**TO DO**
List all the lines in these records that hold "manual".

(Data records)
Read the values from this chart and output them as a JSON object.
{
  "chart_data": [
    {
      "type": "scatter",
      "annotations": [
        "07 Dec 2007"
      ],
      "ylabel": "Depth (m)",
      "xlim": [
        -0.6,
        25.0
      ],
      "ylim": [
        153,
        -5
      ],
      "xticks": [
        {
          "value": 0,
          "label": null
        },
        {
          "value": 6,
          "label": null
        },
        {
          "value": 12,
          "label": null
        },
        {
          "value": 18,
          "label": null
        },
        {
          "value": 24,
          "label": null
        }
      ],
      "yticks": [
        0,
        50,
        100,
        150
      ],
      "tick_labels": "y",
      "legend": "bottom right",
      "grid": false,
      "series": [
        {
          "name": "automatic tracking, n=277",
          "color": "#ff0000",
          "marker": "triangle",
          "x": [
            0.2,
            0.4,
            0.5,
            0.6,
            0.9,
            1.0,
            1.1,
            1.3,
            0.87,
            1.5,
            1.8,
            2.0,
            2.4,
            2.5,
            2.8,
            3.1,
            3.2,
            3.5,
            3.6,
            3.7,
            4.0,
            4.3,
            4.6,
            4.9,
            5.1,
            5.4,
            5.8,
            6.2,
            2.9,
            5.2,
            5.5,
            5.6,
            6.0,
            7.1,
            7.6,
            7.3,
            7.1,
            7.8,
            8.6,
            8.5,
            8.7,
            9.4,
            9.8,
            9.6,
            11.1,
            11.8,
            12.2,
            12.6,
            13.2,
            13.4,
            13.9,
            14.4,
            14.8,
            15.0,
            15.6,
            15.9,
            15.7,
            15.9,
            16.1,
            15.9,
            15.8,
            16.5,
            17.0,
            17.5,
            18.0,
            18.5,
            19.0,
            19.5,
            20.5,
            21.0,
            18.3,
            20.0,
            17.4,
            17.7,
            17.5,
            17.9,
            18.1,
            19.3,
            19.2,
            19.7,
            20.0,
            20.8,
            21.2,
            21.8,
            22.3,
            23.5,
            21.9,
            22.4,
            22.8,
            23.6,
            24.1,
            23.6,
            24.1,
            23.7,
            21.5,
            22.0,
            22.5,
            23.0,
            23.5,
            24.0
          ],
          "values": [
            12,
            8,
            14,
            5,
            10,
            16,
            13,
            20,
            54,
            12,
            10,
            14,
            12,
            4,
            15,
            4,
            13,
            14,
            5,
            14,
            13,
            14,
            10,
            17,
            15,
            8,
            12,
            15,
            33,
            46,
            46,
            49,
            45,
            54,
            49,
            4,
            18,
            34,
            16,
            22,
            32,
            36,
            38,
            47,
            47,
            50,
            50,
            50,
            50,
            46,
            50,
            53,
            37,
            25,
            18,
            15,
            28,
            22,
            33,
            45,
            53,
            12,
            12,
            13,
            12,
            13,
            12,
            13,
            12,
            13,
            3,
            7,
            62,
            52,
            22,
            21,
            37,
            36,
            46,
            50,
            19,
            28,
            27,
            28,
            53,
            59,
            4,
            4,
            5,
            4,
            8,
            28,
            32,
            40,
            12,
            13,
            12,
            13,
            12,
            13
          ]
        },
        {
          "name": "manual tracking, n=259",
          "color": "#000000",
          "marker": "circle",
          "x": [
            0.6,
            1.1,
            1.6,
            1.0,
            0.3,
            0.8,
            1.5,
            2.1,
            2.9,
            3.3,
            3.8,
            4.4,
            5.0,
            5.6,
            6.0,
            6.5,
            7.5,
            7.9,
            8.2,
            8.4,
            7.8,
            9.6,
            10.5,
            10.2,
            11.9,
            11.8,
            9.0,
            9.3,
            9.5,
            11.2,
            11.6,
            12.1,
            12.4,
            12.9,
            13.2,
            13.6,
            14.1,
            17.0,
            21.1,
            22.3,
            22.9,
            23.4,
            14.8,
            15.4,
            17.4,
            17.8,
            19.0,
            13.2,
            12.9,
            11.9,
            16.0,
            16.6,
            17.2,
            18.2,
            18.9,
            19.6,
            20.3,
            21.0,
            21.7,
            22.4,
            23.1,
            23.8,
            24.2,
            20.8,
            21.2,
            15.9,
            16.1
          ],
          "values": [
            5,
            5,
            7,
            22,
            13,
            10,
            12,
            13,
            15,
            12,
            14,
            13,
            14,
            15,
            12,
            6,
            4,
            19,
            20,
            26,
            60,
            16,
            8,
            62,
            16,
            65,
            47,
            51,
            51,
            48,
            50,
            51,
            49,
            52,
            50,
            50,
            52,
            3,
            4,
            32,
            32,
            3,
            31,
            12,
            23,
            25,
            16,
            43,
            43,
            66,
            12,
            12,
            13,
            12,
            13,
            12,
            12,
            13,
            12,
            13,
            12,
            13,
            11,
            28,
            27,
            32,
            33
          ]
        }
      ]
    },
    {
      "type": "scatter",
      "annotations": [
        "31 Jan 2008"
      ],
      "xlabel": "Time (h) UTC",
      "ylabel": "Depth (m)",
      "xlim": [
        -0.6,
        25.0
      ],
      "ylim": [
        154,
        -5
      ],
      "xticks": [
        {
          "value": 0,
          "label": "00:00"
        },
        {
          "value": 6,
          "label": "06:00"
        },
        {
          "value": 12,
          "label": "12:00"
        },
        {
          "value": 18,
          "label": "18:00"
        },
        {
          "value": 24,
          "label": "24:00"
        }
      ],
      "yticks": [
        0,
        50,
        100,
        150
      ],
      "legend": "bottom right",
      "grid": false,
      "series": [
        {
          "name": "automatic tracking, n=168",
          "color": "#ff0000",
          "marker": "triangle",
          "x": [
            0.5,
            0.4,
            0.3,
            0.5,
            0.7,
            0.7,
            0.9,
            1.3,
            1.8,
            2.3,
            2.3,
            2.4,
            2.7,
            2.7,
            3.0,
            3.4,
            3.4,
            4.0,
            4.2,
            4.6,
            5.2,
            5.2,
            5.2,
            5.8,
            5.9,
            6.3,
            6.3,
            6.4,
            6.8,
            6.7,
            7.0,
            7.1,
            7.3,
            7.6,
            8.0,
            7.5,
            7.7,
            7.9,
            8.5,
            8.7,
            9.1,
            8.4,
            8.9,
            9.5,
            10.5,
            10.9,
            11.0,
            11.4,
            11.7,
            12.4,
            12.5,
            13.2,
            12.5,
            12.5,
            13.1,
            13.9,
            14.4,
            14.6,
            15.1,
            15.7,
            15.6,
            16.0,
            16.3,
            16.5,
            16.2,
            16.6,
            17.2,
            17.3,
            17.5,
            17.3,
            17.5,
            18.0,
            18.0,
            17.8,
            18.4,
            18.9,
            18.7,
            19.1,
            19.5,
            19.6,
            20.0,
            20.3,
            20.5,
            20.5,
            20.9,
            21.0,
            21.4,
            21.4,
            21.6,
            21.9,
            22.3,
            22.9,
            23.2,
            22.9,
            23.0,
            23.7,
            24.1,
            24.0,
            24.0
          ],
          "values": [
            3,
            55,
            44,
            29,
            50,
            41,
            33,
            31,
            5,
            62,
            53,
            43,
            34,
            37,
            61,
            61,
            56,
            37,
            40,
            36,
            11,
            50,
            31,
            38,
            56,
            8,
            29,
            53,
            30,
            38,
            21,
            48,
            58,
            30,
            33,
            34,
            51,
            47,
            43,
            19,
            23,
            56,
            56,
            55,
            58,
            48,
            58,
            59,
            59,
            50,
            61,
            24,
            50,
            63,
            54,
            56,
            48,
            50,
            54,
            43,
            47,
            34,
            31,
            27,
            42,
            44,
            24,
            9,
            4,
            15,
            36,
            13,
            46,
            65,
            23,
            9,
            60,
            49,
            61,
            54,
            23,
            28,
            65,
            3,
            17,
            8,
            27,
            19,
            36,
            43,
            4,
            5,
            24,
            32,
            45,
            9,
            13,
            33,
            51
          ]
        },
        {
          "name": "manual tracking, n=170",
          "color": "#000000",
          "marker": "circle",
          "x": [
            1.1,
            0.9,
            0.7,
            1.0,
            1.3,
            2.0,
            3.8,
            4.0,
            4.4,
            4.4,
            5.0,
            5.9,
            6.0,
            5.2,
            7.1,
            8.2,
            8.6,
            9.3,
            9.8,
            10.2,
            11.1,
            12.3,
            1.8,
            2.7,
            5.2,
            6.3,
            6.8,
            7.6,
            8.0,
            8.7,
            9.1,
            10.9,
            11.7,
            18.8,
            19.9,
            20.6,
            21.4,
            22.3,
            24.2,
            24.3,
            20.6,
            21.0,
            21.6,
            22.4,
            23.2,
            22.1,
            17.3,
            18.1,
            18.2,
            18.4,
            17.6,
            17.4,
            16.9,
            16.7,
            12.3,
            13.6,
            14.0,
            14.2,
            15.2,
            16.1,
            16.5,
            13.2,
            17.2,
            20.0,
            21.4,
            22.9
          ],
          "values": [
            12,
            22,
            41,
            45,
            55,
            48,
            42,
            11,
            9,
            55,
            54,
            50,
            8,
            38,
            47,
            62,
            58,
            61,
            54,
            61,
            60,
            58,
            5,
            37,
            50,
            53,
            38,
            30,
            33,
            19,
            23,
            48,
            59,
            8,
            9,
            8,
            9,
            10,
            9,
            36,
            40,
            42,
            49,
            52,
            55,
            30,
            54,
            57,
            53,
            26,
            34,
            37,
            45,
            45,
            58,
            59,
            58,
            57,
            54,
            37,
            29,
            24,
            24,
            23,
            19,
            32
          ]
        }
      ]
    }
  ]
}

**SOLUTION TO THIS TASK**
          "name": "manual tracking, n=259",
          "name": "manual tracking, n=170",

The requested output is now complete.